(Saved data entries)
* * *

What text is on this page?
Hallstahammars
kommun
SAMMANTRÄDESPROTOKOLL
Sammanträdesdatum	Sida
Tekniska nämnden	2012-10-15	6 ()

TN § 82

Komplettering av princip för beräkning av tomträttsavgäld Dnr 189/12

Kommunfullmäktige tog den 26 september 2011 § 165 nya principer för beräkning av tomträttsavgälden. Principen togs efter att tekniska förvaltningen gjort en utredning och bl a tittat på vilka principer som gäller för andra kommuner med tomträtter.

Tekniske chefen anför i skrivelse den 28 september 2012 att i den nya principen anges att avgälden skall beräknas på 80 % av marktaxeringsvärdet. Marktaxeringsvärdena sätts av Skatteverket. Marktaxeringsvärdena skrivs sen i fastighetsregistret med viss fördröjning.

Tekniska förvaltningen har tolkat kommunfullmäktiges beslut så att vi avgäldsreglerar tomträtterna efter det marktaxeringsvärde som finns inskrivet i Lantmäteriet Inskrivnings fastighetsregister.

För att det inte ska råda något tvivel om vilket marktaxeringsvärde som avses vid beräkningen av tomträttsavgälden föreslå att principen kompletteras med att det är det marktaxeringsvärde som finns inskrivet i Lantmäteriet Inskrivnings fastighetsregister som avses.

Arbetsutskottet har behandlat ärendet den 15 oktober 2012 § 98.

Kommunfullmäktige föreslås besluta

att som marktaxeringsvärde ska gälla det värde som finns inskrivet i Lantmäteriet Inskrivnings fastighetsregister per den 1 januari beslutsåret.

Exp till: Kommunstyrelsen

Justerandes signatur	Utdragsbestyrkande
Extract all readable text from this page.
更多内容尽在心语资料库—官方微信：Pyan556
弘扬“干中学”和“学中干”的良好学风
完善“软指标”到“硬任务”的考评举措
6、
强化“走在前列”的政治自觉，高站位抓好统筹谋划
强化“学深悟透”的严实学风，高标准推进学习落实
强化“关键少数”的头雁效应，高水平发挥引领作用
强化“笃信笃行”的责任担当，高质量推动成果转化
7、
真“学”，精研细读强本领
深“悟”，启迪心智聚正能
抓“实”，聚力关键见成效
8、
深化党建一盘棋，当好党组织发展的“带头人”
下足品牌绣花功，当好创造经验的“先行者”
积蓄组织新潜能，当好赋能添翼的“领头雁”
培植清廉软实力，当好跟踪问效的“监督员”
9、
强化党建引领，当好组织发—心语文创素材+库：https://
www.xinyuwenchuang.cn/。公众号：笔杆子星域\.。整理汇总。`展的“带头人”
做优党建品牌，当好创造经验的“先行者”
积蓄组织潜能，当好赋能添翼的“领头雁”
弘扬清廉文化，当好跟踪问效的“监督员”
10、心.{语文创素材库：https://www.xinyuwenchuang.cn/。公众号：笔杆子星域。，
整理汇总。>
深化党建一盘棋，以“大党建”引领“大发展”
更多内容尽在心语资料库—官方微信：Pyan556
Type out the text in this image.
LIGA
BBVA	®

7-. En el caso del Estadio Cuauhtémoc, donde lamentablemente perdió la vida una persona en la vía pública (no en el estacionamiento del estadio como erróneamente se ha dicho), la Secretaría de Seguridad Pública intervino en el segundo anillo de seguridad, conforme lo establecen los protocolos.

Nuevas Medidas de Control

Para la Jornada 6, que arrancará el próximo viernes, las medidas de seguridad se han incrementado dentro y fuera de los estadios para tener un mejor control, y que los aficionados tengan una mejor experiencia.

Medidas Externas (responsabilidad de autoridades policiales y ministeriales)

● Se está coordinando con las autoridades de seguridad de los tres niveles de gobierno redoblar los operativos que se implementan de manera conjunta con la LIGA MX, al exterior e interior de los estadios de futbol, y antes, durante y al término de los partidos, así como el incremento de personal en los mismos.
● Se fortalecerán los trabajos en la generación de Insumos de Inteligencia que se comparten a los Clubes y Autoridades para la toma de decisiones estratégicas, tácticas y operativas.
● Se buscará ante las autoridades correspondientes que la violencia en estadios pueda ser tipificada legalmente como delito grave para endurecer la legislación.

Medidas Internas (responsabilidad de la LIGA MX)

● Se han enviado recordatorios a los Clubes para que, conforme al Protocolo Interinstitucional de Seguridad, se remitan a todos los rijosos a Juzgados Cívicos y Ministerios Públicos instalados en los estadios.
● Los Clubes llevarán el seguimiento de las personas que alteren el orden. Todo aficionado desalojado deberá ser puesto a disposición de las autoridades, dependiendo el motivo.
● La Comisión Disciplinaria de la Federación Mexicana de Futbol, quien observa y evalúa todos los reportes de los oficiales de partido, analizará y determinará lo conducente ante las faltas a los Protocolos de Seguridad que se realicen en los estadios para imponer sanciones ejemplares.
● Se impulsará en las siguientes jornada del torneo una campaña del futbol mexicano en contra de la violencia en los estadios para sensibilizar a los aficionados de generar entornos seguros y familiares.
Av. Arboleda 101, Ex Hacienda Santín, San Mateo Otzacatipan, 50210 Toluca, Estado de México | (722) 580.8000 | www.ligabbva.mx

* * *

Task goal:
Above are the records; copy every line in them that holds the word "https".

Output for this task:
强化党建引领，当好组织发—心语文创素材+库：https://
10、心.{语文创素材库：https://www.xinyuwenchuang.cn/。公众号：笔杆子星域。，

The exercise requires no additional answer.